» **Document excerpt**

= Beginning of Section =

News

400 Miles Of Texas Now Without An Abortion Clinic

by Chris Tognotti

Friday is a bleak day for scores of Texas women seeking abortion services: The Rio Grande Valley, already impoverished and underserved in women's health, saw its sole abortion clinic in McAllen shuttered on Thursday. This fate was mirrored by the closure of the only clinic in Beaumont, leaving a 400-mile wide swath of Texas, from Houston all the way to Louisiana, without any access to safe, professional abortion.

Both clinics were under the management of Whole Women's Health, which explained regretfully in a Facebook post Wednesday night that Texas legislators had succeeded in forcing them out of business.

This is the natural and desired outcome of the Texas GOP. Vehemently driven to end abortion, they've placed countless legislative red tape to limit access to abortion. Last summer, the Republican-led state legislature approved a slew of new restrictive rules on the operation of abortion clinics, designed to effectively regulate the state's remaining providers out of existence.

The bill became the subject of national attention when, during a special legislative session called by Governor Rick Perry, Democratic state senator Wendy Davis filibustered for 13 hours to try to thwart the vote. And thwart it she did — until Perry quickly called another session, and the bill glided through to passage.

The key components of the law are as follows:

  • All doctors performing abortions must have admitting privileges at a hospital within 30 miles.
  • All abortions must take place inside a surgical facility.
  • Any woman seeking a non-surgical abortion through the use of a drug must make four separate clinic visits in order to do so.

The consequences of its passage are immense. Countless clinics will be forced to close down, in large part thanks to that first stipulation. Most doctors neither have nor need admitting privileges, unless they're treat patients who frequently need to be hospitalized. Considering both medical and surgical abortion are broadly safe when performed by medical professionals, that's not a requirement many are likely to meet.

= End of Section =

» **Dataset records**

= Beginning of Section =

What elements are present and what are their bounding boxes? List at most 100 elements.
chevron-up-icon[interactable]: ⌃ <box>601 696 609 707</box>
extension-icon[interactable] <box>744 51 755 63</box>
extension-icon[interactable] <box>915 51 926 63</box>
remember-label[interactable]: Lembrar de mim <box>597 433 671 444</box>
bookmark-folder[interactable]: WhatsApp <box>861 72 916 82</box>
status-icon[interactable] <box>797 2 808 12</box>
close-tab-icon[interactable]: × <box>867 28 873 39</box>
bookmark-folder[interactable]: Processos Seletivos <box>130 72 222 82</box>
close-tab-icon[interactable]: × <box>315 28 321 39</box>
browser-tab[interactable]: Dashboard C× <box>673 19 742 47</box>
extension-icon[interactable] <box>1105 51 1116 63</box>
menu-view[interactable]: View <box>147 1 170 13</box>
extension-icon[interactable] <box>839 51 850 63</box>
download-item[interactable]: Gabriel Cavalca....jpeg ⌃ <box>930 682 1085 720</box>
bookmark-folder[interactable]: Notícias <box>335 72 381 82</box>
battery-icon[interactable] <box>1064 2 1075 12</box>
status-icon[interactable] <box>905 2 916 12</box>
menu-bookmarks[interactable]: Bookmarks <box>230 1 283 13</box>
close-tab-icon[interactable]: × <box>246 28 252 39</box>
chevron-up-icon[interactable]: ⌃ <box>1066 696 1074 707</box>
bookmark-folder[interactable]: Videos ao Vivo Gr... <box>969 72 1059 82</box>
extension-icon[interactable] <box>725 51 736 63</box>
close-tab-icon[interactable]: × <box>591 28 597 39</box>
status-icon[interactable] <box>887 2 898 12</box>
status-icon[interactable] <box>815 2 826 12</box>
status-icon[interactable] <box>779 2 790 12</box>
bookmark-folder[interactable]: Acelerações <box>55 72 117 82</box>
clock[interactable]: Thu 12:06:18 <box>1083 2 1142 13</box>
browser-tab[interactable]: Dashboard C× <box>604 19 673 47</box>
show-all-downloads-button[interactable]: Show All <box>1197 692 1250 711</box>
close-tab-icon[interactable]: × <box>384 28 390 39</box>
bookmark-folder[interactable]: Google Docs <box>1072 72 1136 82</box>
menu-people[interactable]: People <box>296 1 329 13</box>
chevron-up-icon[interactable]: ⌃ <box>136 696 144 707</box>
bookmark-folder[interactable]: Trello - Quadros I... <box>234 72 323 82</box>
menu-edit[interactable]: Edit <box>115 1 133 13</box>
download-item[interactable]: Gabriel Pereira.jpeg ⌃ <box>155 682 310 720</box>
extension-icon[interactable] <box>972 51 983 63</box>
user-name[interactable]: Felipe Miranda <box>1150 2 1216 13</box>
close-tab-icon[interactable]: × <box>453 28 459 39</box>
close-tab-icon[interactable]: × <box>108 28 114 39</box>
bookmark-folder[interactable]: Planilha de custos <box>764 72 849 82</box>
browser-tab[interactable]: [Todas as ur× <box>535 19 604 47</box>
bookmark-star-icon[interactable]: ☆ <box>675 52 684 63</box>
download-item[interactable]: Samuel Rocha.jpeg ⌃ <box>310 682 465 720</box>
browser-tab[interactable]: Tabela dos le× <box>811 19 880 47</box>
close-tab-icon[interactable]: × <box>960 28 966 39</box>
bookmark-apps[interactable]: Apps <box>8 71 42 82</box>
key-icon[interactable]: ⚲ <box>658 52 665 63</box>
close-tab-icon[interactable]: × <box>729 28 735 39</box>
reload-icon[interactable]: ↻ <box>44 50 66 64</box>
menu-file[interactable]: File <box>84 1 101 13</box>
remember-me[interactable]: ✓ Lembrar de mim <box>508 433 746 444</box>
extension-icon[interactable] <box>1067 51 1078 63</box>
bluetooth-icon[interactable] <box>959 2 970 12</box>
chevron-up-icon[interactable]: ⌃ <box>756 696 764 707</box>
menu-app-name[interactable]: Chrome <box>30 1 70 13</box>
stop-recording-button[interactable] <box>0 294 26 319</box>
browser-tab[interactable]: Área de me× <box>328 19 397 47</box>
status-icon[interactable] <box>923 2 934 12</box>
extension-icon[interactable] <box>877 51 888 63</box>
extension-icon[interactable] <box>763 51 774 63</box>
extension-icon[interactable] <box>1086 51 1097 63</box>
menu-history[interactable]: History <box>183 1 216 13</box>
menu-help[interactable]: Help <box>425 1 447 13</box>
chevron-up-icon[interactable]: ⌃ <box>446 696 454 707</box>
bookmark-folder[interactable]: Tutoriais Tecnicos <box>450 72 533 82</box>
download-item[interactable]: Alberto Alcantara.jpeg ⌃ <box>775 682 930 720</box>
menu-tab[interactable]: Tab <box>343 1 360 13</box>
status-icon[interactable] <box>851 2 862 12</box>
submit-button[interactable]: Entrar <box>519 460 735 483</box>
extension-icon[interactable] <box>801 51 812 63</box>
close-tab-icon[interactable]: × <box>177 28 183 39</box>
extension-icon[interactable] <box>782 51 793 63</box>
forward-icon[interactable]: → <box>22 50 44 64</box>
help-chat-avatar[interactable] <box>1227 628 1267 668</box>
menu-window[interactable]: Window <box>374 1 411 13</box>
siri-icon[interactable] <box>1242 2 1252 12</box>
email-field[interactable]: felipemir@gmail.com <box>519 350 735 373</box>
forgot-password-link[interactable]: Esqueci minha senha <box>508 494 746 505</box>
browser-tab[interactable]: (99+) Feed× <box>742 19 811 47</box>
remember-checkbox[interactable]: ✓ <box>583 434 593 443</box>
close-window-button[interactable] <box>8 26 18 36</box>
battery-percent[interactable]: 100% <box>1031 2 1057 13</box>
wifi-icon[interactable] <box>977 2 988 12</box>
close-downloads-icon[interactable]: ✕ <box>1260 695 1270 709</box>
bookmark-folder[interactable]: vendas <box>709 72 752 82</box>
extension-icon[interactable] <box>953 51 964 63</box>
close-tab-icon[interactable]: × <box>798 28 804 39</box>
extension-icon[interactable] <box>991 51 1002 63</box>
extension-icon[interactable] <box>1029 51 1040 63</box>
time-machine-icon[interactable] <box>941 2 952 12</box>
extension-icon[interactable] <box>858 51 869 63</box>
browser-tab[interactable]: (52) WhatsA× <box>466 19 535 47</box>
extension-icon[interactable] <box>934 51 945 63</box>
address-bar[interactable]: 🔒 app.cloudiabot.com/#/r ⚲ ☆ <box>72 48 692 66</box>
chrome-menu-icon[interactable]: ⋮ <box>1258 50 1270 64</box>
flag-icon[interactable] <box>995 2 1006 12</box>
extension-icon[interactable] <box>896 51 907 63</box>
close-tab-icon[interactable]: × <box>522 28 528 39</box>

= End of Section =

» **Required action 1**
In the article on Texas abortion clinic closures, how long did Wendy Davis filibuster?
» **Required action 2**
Rewrite the paragraph of the article on Texas abortion clinic closures that begins "Friday is a bleak day" as a short list, keeping its main facts.
» **Required action 3**
Please carry on the article on Texas abortion clinic closures from the point where it stops.

» **Exercise result 1**
13 hours.

» **Exercise result 2**
- The only abortion clinic in the Rio Grande Valley, in McAllen, closed on Thursday. The region was already impoverished and underserved in women's health.
- The only clinic in Beaumont also closed.
- This leaves a 400-mile-wide swath of Texas, from Houston to Louisiana, without access to safe, professional abortion.

» **Exercise result 3**
This is just the continued march of anti-abortion policy in Texas, which runs an end-around on the constitutional right to abortion — however much it may not seem like it, that is still ostensibly true in America — by simply cutting access to the point that it's functionally banned. In 2011, there were 46 total abortion clinics serving the state. Today, after the McAllen and Beaumont closures, there are only 24 left. By September, facing full implementation of the new regulations, that number in expected to drop to just six.

That's right: Six abortion clinics in the entire state. Texas being the second-most populous state in the nation, and with the second-largest area of space to cover. This is the eventuality that now-gubernatorial candidate Wendy Davis was warning about, and it's precisely why the outrage over her remarks last month — that she could have supported the legislature's proposed ban on abortions after 20 weeks of pregnancy, if not for the clinic regulations — was not the epic betrayal some people felt. Not because post-20 week abortions aren't important, but because these targeted regulations are going to stymie abortion in a way just the ban couldn't have dreamed of.

Rachel Maddow ran a lengthy piece on her show Thursday night, interviewing the proprietors and owner of the now-closed clinics. It details recurrence of the kinds of unsafe and horrific self-abortion practices which women were more often forced to turn to pre-Roe vs. Wade — trying to induce miscarriage by asking a partner to beat them, for example.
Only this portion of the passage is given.